I recommend having a look at www.divorcewithoutlawyers.co.uk . Loads of information, the point of which is not necessarily to do away with lawyers altogether, but to educate you sufficiently that you only pay for a lawyer’s time for the bits you actually need.

Newuname199987 · 30/10/2022 22:14

My solicitor made it clear that whether one person pays the mortgage and the other looks after children both those contributions are viewed equally so don’t think because you didn’t work while he paid the mortgage that your contribution is any less important than his. I’m

Allisfairinloveandwar · 31/10/2022 23:11

Ask for 65% of the equity as you have the responsibility of 14 years old. If he refuses tell him if I go down solicitor route, you will ask for the same if not more, then also ask to remain in the home until kids are at least 18. This way, he will realise his 35% later if the case goes is contested. Clean break 65%. Claim CSA assp

BuildersTeaMaker · 05/11/2022 13:57

AndPeggy08 · 29/10/2022 07:12

My husband walked out about 6 weeks ago following a relationship of 20 years and marriage of 15 years.

Yesterday he asked for a divorce (after I caught him in a lie - pretty convinced he is cheating, although he will never admit it).

He wants to do this ‘amicably’ and in the cheapest way possible. I don’t have much money so would like to avoid expensive solicitor fees as much as possible but am worried I’m putting myself in a vulnerable position if I don’t get some advice.

He says he is going to bring a form for me to sign which I assume is for a ‘No Fault Divorce’. Can anyone explain what the process is from there? What do we need to provide/fill in.

Both of our names are on the mortgage and have been for the last 17 years. I spent a good few years as a SAHM until the kids were 9. I now work full time - would I be entitled to 50% of the equity in the house because my name is on the mortgage or could he argue that he was paying the mortgage for all those years while I wasn’t working? We had twins so the cost of childcare would have wiped out my entire wage making it pretty pointless to work when they were very young.

* PROBLEM SET:
- A) According to the divorce forum thread, how many years had the relationship lasted when the husband walked out?
- B) Write out the stretch of the divorce forum thread from "He wants to" through "were very young.", swapping "solicitor" for "lawyer".
- C) Finish out the next part of the divorce forum thread, picking up right after its last sentence.
The page segmentation data is separate material, not part of the divorce forum thread.

Page segmentation data:
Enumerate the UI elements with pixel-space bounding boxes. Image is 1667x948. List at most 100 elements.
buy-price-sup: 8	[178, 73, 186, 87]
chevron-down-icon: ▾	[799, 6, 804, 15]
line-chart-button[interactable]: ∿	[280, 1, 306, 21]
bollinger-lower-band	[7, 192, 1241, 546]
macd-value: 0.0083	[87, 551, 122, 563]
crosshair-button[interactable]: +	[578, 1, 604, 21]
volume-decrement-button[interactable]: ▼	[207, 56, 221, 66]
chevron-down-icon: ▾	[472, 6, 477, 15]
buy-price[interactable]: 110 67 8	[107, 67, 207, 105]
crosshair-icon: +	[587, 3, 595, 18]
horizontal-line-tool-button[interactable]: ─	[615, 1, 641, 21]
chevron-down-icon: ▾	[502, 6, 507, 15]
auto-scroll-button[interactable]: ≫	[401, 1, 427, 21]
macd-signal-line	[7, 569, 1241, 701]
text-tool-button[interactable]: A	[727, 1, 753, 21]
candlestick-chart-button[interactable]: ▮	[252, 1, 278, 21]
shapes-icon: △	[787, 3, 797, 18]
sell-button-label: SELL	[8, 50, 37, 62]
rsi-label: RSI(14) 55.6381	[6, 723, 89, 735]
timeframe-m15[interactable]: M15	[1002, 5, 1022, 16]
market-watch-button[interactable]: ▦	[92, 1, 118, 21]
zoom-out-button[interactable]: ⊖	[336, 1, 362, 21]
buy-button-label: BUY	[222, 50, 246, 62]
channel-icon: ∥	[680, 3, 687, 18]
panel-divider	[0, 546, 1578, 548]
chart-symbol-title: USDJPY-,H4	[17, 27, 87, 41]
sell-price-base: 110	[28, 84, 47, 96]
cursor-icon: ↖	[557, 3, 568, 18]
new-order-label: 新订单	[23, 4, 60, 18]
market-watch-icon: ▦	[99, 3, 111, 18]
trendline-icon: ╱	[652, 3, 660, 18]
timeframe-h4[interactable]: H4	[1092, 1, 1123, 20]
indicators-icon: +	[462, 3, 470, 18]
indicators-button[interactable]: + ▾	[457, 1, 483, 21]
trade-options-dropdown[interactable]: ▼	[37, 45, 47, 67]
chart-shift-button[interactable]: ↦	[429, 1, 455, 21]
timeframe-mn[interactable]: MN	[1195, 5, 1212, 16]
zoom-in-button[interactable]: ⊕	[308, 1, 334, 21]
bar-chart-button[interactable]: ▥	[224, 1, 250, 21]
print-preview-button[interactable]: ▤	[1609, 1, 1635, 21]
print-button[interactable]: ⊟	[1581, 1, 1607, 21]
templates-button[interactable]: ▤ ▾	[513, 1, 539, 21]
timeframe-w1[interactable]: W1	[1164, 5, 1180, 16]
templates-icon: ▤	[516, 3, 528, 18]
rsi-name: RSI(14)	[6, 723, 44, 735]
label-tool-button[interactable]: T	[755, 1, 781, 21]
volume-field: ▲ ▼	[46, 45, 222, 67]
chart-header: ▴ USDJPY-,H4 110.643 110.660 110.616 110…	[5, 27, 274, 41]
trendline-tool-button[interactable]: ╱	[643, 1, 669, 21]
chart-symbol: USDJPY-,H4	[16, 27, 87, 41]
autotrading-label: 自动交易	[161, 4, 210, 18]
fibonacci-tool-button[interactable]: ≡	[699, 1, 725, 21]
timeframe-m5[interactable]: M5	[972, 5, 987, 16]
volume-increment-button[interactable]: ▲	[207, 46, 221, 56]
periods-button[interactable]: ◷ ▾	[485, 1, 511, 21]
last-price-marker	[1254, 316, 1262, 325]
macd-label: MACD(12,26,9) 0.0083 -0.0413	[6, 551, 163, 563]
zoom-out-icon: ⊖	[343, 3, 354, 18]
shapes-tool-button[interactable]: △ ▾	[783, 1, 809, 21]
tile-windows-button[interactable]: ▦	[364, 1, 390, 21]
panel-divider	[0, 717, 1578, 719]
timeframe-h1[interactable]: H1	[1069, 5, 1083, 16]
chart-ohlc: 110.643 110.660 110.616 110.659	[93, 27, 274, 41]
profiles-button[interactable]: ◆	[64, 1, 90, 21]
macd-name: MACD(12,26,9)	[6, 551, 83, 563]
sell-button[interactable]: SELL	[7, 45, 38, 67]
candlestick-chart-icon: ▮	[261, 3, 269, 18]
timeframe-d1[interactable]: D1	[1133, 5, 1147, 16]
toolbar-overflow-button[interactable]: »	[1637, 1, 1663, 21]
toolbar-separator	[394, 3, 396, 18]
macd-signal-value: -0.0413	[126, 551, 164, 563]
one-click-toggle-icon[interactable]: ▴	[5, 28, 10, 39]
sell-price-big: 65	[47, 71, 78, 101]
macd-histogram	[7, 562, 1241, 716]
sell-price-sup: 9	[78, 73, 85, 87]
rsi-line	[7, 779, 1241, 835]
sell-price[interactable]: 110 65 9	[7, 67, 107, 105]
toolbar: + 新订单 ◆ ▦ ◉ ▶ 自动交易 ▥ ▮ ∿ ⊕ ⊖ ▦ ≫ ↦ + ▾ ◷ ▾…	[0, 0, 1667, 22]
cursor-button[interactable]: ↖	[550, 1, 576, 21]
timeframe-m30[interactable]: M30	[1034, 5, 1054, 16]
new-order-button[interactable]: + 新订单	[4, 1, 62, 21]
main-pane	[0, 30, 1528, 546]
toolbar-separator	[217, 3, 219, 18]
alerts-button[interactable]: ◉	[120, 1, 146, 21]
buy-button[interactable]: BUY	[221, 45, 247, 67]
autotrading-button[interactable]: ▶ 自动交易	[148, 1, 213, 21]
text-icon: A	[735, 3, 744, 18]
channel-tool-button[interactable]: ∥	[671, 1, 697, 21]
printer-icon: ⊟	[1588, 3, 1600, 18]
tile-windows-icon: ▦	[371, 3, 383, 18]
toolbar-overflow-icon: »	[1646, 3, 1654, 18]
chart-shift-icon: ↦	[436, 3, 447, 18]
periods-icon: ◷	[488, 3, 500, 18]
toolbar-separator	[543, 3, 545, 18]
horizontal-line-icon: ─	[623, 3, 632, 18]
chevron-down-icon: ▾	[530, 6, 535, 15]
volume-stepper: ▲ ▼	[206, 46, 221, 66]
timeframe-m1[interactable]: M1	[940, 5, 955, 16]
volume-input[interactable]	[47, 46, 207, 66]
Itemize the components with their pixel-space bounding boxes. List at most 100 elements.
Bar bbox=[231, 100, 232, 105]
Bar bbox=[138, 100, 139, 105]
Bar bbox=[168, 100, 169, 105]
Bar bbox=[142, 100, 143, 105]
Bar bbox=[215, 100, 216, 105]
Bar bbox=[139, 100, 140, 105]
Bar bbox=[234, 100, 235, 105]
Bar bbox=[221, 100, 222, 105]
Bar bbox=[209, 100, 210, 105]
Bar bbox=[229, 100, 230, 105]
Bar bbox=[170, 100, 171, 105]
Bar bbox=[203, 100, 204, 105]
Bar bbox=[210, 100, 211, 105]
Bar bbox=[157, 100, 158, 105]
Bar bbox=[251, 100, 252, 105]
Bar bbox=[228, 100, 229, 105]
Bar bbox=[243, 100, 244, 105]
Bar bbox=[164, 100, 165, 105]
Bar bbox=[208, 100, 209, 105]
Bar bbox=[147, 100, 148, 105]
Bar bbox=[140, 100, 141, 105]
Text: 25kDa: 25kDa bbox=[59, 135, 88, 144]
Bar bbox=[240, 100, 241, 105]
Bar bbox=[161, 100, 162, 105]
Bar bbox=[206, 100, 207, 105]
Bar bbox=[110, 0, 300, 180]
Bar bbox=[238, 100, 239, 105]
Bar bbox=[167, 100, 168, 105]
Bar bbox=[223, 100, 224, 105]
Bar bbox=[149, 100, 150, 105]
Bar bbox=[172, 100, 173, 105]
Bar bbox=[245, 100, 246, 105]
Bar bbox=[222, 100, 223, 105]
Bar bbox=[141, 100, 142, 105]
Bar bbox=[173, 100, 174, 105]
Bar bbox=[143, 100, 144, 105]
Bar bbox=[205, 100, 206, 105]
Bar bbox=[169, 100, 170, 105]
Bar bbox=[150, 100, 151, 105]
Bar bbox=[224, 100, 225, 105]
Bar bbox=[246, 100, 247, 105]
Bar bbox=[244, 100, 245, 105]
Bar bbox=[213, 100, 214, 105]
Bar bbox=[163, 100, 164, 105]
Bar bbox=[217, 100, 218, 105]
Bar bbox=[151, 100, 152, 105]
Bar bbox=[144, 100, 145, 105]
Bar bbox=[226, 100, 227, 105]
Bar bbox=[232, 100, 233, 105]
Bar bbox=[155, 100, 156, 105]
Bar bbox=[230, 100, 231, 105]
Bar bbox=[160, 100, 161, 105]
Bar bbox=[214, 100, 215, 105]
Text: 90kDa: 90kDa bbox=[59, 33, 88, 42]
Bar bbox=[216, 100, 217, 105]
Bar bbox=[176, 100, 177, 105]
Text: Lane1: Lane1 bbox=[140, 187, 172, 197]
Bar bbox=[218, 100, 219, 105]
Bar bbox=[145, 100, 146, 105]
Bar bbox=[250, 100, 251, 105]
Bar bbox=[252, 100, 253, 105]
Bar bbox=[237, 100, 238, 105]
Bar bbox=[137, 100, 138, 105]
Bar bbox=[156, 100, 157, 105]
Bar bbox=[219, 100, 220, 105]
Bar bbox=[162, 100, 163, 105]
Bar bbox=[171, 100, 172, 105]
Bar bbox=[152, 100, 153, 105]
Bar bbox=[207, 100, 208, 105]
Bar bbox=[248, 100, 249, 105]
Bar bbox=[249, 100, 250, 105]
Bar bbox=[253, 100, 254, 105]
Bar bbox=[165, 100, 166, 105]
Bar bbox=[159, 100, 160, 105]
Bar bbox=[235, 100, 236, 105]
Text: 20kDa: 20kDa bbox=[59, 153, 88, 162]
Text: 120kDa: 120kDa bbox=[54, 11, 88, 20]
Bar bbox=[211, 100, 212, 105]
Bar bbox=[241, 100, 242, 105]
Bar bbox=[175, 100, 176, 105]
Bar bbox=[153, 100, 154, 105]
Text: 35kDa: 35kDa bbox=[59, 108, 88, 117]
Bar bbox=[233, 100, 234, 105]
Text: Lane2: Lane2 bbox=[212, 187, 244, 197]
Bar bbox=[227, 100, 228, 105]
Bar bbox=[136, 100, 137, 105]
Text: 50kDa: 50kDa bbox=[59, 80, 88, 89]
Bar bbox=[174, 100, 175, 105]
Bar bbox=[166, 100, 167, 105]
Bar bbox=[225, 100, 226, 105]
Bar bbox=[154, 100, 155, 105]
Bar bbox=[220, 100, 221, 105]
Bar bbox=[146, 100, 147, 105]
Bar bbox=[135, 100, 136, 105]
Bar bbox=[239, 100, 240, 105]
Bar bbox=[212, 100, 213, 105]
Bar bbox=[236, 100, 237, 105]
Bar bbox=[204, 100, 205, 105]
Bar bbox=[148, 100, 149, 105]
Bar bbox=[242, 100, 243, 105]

* ANSWERS BY ITEM:
- A) 20 years.

- B)
He wants to do this ‘amicably’ and in the cheapest way possible. I don’t have much money so would like to avoid expensive lawyer fees as much as possible but am worried I’m putting myself in a vulnerable position if I don’t get some advice.

He says he is going to bring a form for me to sign which I assume is for a ‘No Fault Divorce’. Can anyone explain what the process is from there? What do we need to provide/fill in.

Both of our names are on the mortgage and have been for the last 17 years. I spent a good few years as a SAHM until the kids were 9. I now work full time - would I be entitled to 50% of the equity in the house because my name is on the mortgage or could he argue that he was paying the mortgage for all those years while I wasn’t working? We had twins so the cost of childcare would have wiped out my entire wage making it pretty pointless to work when they were very young.

- C)
How is this agreement made - do we sit down and try to work it out ourselves and if we agree that’s all good?

I know the reality is that I need to get advice ASAP but I’m hoping someone can explain the process first so that I know how important it is that I spend money on a solicitor and whether I should avoid signing anything until I’ve done that. I want to believe he would be a decent enough person to split everything down the middle but the last few weeks have proven that he is not the decent person I once thought he was ☹️.

Stop asking MN and start to do your own research

  1. go to government web site for divorce - clearly explains process, answers some of your questions, and you can see all the forms used. If you’d bothered to even spend 5 mins looking at this you’ll see there is ONLY no fault divorce now
  2. go to Advice Now web site. Download for £20 a pop their guides on divorce, financial settlement etc. That might seem expensive but a solicitor will cost you £200 roughly per hour so will save you loads of money. If you are amicable you can share the guides and both save money. They explain how to do stuff, when you must use solicitor, when you moght, and when you really don’t need one. They’re written by a charity of solicitors in uk, and even provide links to solicitor who’ve agreed to work for fixed fee to do specific tasks you actually want/need . Worth their weight in gold. Brilliantly written. Best £40 I spent
  3. Mediates site is also good . Gives good overview on most things

Do your own research. Figure out how it applies (hopefully with 2 of you together figuring it out) to you. Save a fortune on solicitors and time it takes. remember every question you ask a solicitor and they answer will cost you at that £200/Hr. Be very careful you don’t ask them anything that you could find out for yourself, or do yourself.

6poundshower · 05/11/2022 13:59

heldinadream · 29/10/2022 07:27

He's not on your side, he's now looking out entirely for himself. Don't. Sign. Anything.

Other people with better detail and legal brains will give you more specific advice, but I just wanted to say that. You are right he's not the decent person he used to be or you thought he was. You have to get savvy, whatever it takes. Good luck OP.